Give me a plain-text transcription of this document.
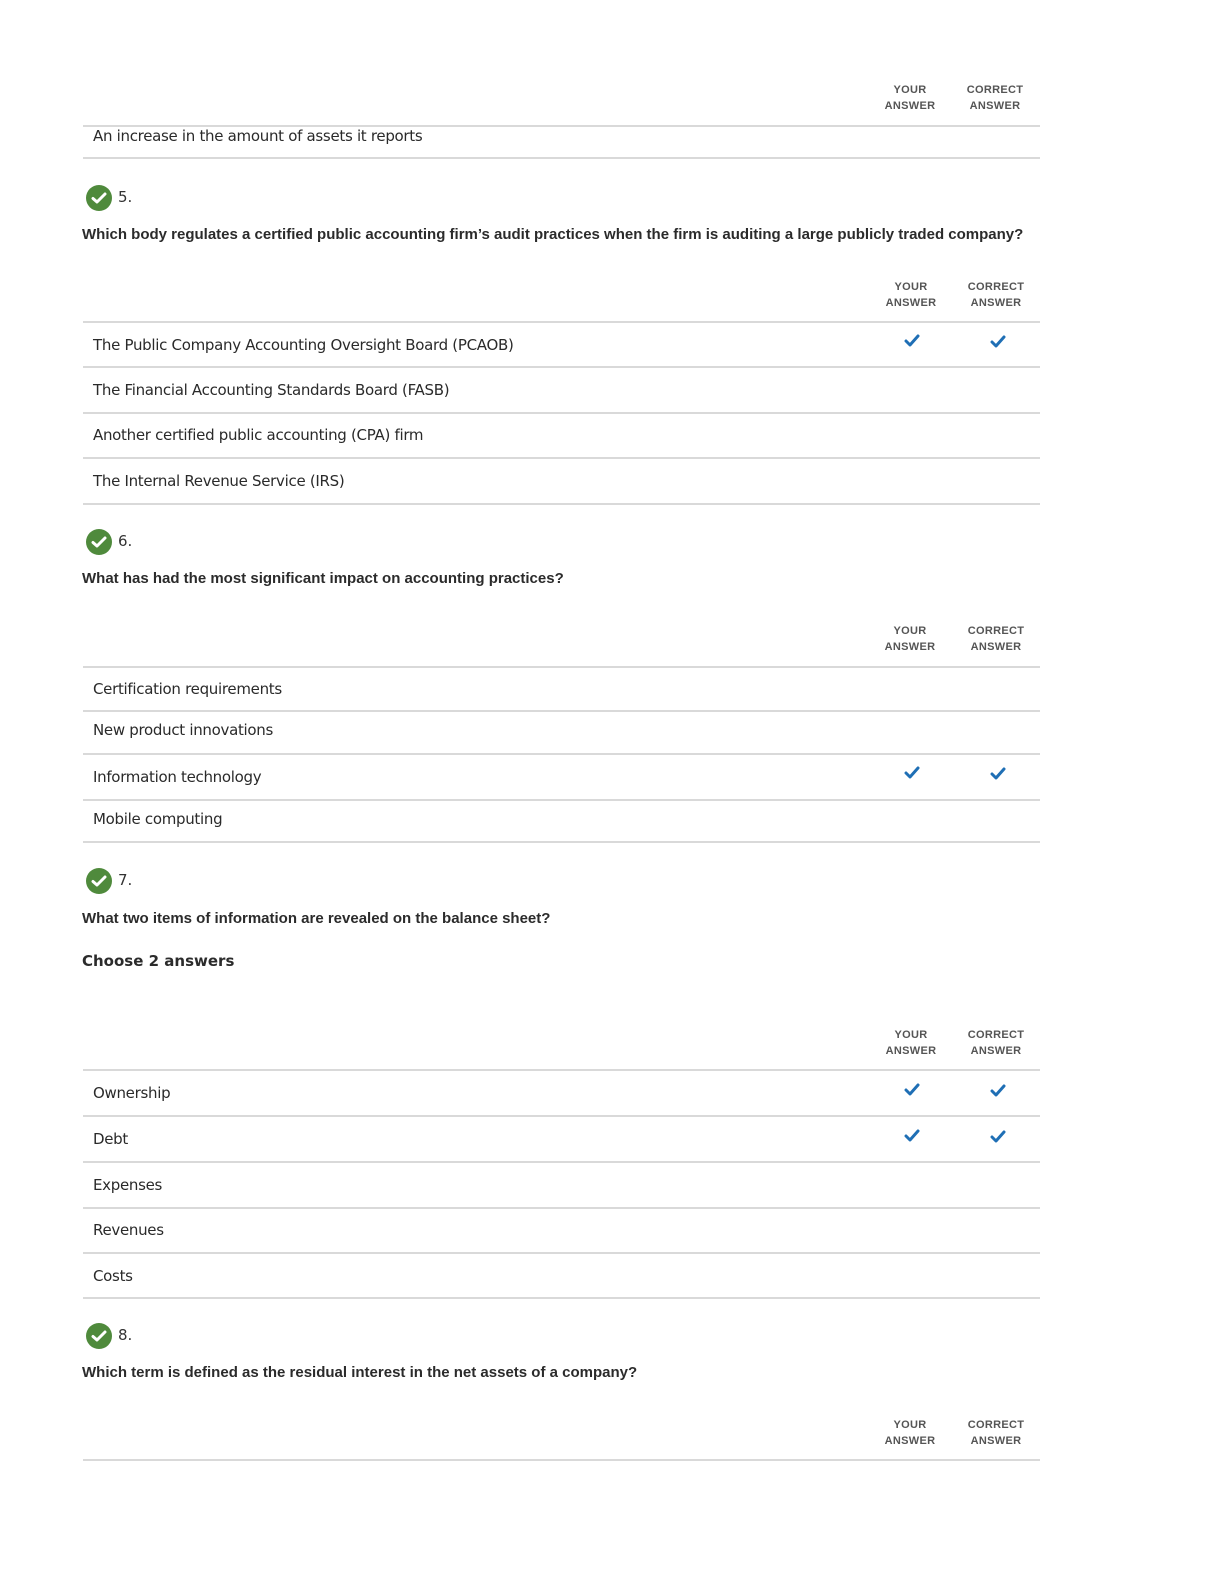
YOUR
ANSWER
CORRECT
ANSWER
An increase in the amount of assets it reports
5.
Which body regulates a certified public accounting firm’s audit practices when the firm is auditing a large publicly traded company?
YOUR
ANSWER
CORRECT
ANSWER
The Public Company Accounting Oversight Board (PCAOB)
The Financial Accounting Standards Board (FASB)
Another certified public accounting (CPA) firm
The Internal Revenue Service (IRS)
6.
What has had the most significant impact on accounting practices?
YOUR
ANSWER
CORRECT
ANSWER
Certification requirements
New product innovations
Information technology
Mobile computing
7.
What two items of information are revealed on the balance sheet?
Choose 2 answers
YOUR
ANSWER
CORRECT
ANSWER
Ownership
Debt
Expenses
Revenues
Costs
8.
Which term is defined as the residual interest in the net assets of a company?
YOUR
ANSWER
CORRECT
ANSWER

> Aim of the exercise:
Your copy should match the entries exactly, minus the pictures.

> Complete output:
Give me a plain-text transcription of this document.
YOUR
ANSWER
CORRECT
ANSWER
An increase in the amount of assets it reports
5.
Which body regulates a certified public accounting firm’s audit practices when the firm is auditing a large publicly traded company?
YOUR
ANSWER
CORRECT
ANSWER
The Public Company Accounting Oversight Board (PCAOB)
The Financial Accounting Standards Board (FASB)
Another certified public accounting (CPA) firm
The Internal Revenue Service (IRS)
6.
What has had the most significant impact on accounting practices?
YOUR
ANSWER
CORRECT
ANSWER
Certification requirements
New product innovations
Information technology
Mobile computing
7.
What two items of information are revealed on the balance sheet?
Choose 2 answers
YOUR
ANSWER
CORRECT
ANSWER
Ownership
Debt
Expenses
Revenues
Costs
8.
Which term is defined as the residual interest in the net assets of a company?
YOUR
ANSWER
CORRECT
ANSWER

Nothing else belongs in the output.